= Entries supplied =
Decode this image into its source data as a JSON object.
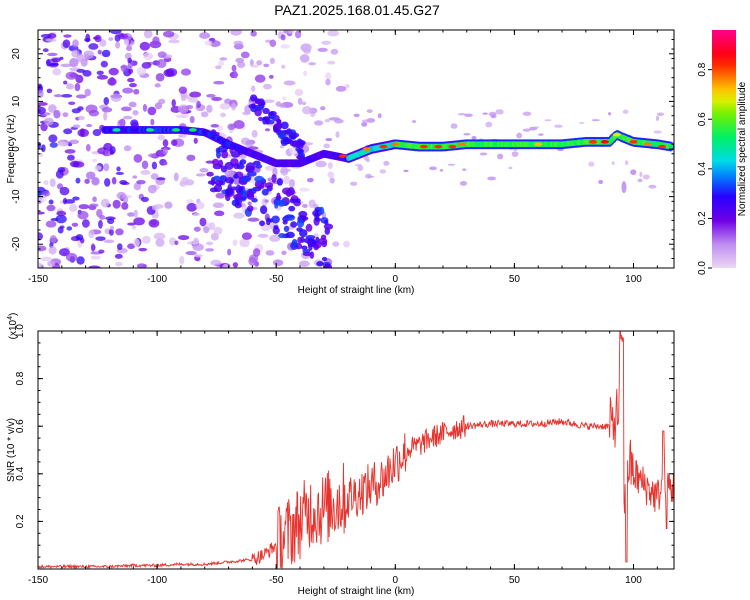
{
  "title": "PAZ1.2025.168.01.45.G27",
  "chart_data": [
    {
      "type": "heatmap",
      "xlabel": "Height of straight line (km)",
      "ylabel": "Frequency (Hz)",
      "xlim": [
        -150,
        117
      ],
      "ylim": [
        -25,
        25
      ],
      "xticks": [
        "-150",
        "-100",
        "-50",
        "0",
        "50",
        "100"
      ],
      "yticks": [
        "20",
        "10",
        "0",
        "-10",
        "-20"
      ],
      "colorbar": {
        "label": "Normalized spectral amplitude",
        "range": [
          0,
          0.96
        ],
        "ticks": [
          "0.0",
          "0.2",
          "0.4",
          "0.6",
          "0.8"
        ]
      },
      "ridge": {
        "x": [
          -120,
          -110,
          -100,
          -90,
          -80,
          -70,
          -60,
          -50,
          -40,
          -30,
          -25,
          -20,
          -15,
          -10,
          0,
          10,
          20,
          30,
          40,
          50,
          60,
          70,
          80,
          90,
          93,
          95,
          100,
          110,
          116
        ],
        "y": [
          4,
          4,
          4,
          4,
          3.5,
          1,
          -1,
          -3,
          -3,
          -1,
          -1.5,
          -2,
          -1,
          0,
          1,
          0.5,
          0.5,
          1,
          1,
          1,
          1,
          1,
          1.5,
          1.5,
          3,
          2.5,
          1.5,
          1,
          0.5
        ]
      },
      "grid": false,
      "legend": "right"
    },
    {
      "type": "line",
      "xlabel": "Height of straight line (km)",
      "ylabel": "SNR (10 * v/v)",
      "exponent_label": "(x10",
      "exponent_power": "4",
      "exponent_close": ")",
      "xlim": [
        -150,
        117
      ],
      "ylim": [
        0,
        1.0
      ],
      "xticks": [
        "-150",
        "-100",
        "-50",
        "0",
        "50",
        "100"
      ],
      "yticks": [
        "1.0",
        "0.8",
        "0.6",
        "0.4",
        "0.2"
      ],
      "color": "#e8322d",
      "x": [
        -150,
        -140,
        -130,
        -120,
        -110,
        -100,
        -90,
        -80,
        -70,
        -60,
        -55,
        -50,
        -45,
        -40,
        -35,
        -30,
        -25,
        -20,
        -15,
        -10,
        -5,
        0,
        5,
        10,
        15,
        20,
        25,
        30,
        40,
        50,
        60,
        70,
        80,
        90,
        92,
        94,
        95,
        96,
        98,
        100,
        105,
        110,
        113,
        116
      ],
      "values": [
        0.01,
        0.01,
        0.01,
        0.01,
        0.015,
        0.015,
        0.02,
        0.02,
        0.03,
        0.04,
        0.06,
        0.1,
        0.15,
        0.2,
        0.25,
        0.25,
        0.28,
        0.3,
        0.32,
        0.35,
        0.38,
        0.45,
        0.5,
        0.52,
        0.55,
        0.57,
        0.59,
        0.6,
        0.61,
        0.61,
        0.61,
        0.62,
        0.6,
        0.6,
        0.62,
        0.68,
        0.9,
        0.3,
        0.45,
        0.4,
        0.35,
        0.3,
        0.38,
        0.34
      ],
      "grid": false
    }
  ]
}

= Work to do =
Find the word "ylabel" in the records and pull out each line that has it.

= Response for this exercise =
      "ylabel": "Frequency (Hz)",
      "ylabel": "SNR (10 * v/v)",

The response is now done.